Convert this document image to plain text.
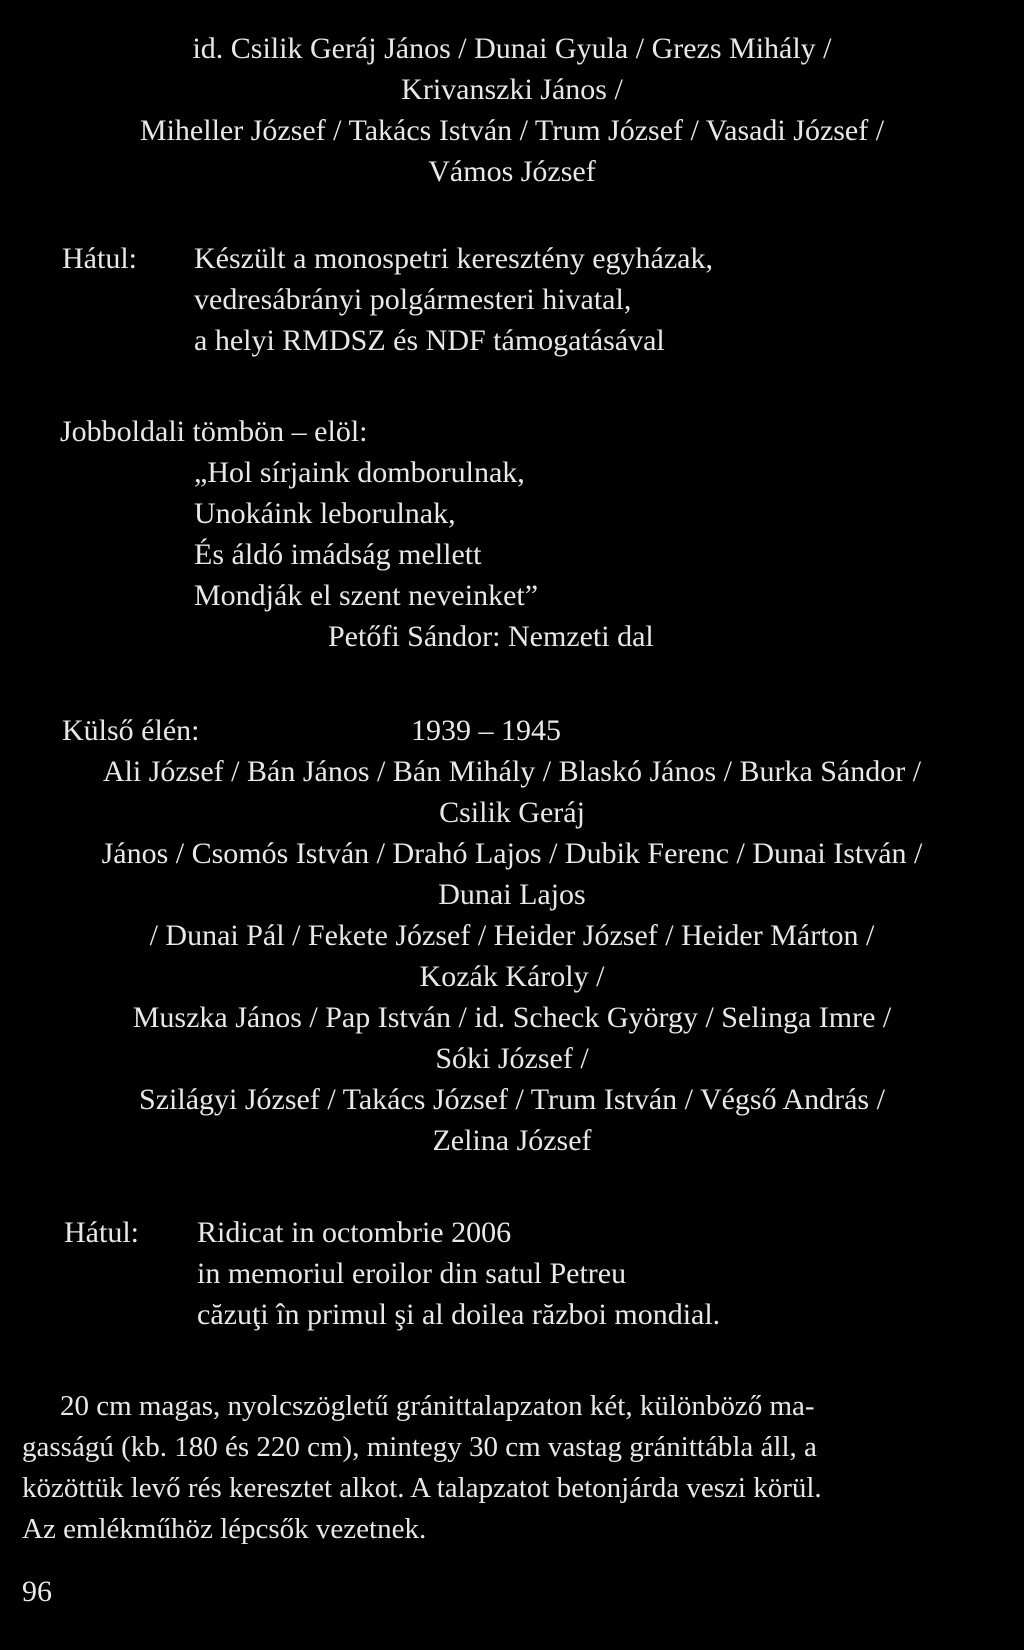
id. Csilik Geráj János / Dunai Gyula / Grezs Mihály /
Krivanszki János /
Miheller József / Takács István / Trum József / Vasadi József /
Vámos József
Hátul: Készült a monospetri keresztény egyházak,
vedresábrányi polgármesteri hivatal,
a helyi RMDSZ és NDF támogatásával
Jobboldali tömbön – elöl:
„Hol sírjaink domborulnak,
Unokáink leborulnak,
És áldó imádság mellett
Mondják el szent neveinket”
Petőfi Sándor: Nemzeti dal
Külső élén:	1939 – 1945
Ali József / Bán János / Bán Mihály / Blaskó János / Burka Sándor /
Csilik Geráj
János / Csomós István / Drahó Lajos / Dubik Ferenc / Dunai István /
Dunai Lajos
/ Dunai Pál / Fekete József / Heider József / Heider Márton /
Kozák Károly /
Muszka János / Pap István / id. Scheck György / Selinga Imre /
Sóki József /
Szilágyi József / Takács József / Trum István / Végső András /
Zelina József
Hátul: Ridicat in octombrie 2006
in memoriul eroilor din satul Petreu
căzuţi în primul şi al doilea război mondial.
20 cm magas, nyolcszögletű gránittalapzaton két, különböző ma-
gasságú (kb. 180 és 220 cm), mintegy 30 cm vastag gránittábla áll, a
közöttük levő rés keresztet alkot. A talapzatot betonjárda veszi körül.
Az emlékműhöz lépcsők vezetnek.
96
-=-=-=-=-
THE EXERCISE:
All of the lines above should be retyped precisely, apart from the pictures.

REPLY:
Convert this document image to plain text.
id. Csilik Geráj János / Dunai Gyula / Grezs Mihály /
Krivanszki János /
Miheller József / Takács István / Trum József / Vasadi József /
Vámos József
Hátul: Készült a monospetri keresztény egyházak,
vedresábrányi polgármesteri hivatal,
a helyi RMDSZ és NDF támogatásával
Jobboldali tömbön – elöl:
„Hol sírjaink domborulnak,
Unokáink leborulnak,
És áldó imádság mellett
Mondják el szent neveinket”
Petőfi Sándor: Nemzeti dal
Külső élén:	1939 – 1945
Ali József / Bán János / Bán Mihály / Blaskó János / Burka Sándor /
Csilik Geráj
János / Csomós István / Drahó Lajos / Dubik Ferenc / Dunai István /
Dunai Lajos
/ Dunai Pál / Fekete József / Heider József / Heider Márton /
Kozák Károly /
Muszka János / Pap István / id. Scheck György / Selinga Imre /
Sóki József /
Szilágyi József / Takács József / Trum István / Végső András /
Zelina József
Hátul: Ridicat in octombrie 2006
in memoriul eroilor din satul Petreu
căzuţi în primul şi al doilea război mondial.
20 cm magas, nyolcszögletű gránittalapzaton két, különböző ma-
gasságú (kb. 180 és 220 cm), mintegy 30 cm vastag gránittábla áll, a
közöttük levő rés keresztet alkot. A talapzatot betonjárda veszi körül.
Az emlékműhöz lépcsők vezetnek.
96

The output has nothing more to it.